>> Begin

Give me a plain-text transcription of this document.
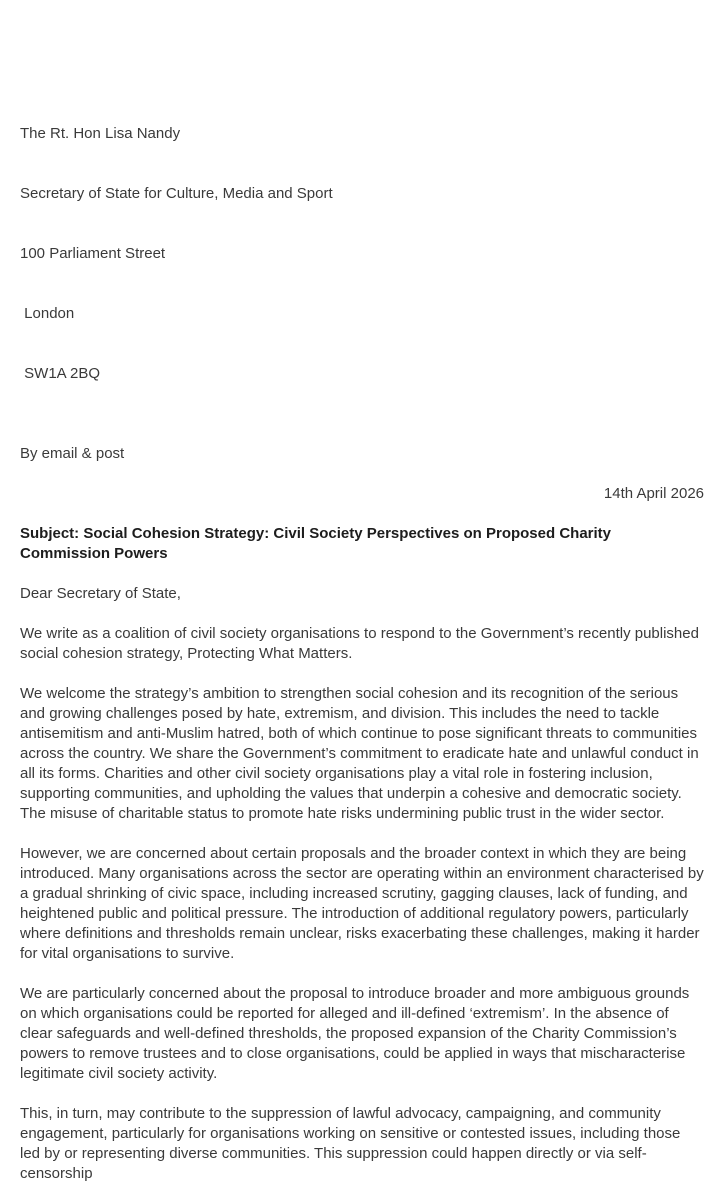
The Rt. Hon Lisa Nandy

Secretary of State for Culture, Media and Sport

100 Parliament Street

London

SW1A 2BQ

By email & post
14th April 2026
Subject: Social Cohesion Strategy: Civil Society Perspectives on Proposed Charity Commission Powers
Dear Secretary of State,

We write as a coalition of civil society organisations to respond to the Government’s recently published social cohesion strategy, Protecting What Matters.

We welcome the strategy’s ambition to strengthen social cohesion and its recognition of the serious and growing challenges posed by hate, extremism, and division. This includes the need to tackle antisemitism and anti-Muslim hatred, both of which continue to pose significant threats to communities across the country. We share the Government’s commitment to eradicate hate and unlawful conduct in all its forms. Charities and other civil society organisations play a vital role in fostering inclusion, supporting communities, and upholding the values that underpin a cohesive and democratic society. The misuse of charitable status to promote hate risks undermining public trust in the wider sector.

However, we are concerned about certain proposals and the broader context in which they are being introduced. Many organisations across the sector are operating within an environment characterised by a gradual shrinking of civic space, including increased scrutiny, gagging clauses, lack of funding, and heightened public and political pressure. The introduction of additional regulatory powers, particularly where definitions and thresholds remain unclear, risks exacerbating these challenges, making it harder for vital organisations to survive.

We are particularly concerned about the proposal to introduce broader and more ambiguous grounds on which organisations could be reported for alleged and ill-defined ‘extremism’. In the absence of clear safeguards and well-defined thresholds, the proposed expansion of the Charity Commission’s powers to remove trustees and to close organisations, could be applied in ways that mischaracterise legitimate civil society activity.

This, in turn, may contribute to the suppression of lawful advocacy, campaigning, and community engagement, particularly for organisations working on sensitive or contested issues, including those led by or representing diverse communities. This suppression could happen directly or via self-censorship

>> End

PROMPT: List every line in the records above that contains the word "risks".

COMPLETE ANSWER:
We welcome the strategy’s ambition to strengthen social cohesion and its recognition of the serious and growing challenges posed by hate, extremism, and division. This includes the need to tackle antisemitism and anti-Muslim hatred, both of which continue to pose significant threats to communities across the country. We share the Government’s commitment to eradicate hate and unlawful conduct in all its forms. Charities and other civil society organisations play a vital role in fostering inclusion, supporting communities, and upholding the values that underpin a cohesive and democratic society. The misuse of charitable status to promote hate risks undermining public trust in the wider sector.
However, we are concerned about certain proposals and the broader context in which they are being introduced. Many organisations across the sector are operating within an environment characterised by a gradual shrinking of civic space, including increased scrutiny, gagging clauses, lack of funding, and heightened public and political pressure. The introduction of additional regulatory powers, particularly where definitions and thresholds remain unclear, risks exacerbating these challenges, making it harder for vital organisations to survive.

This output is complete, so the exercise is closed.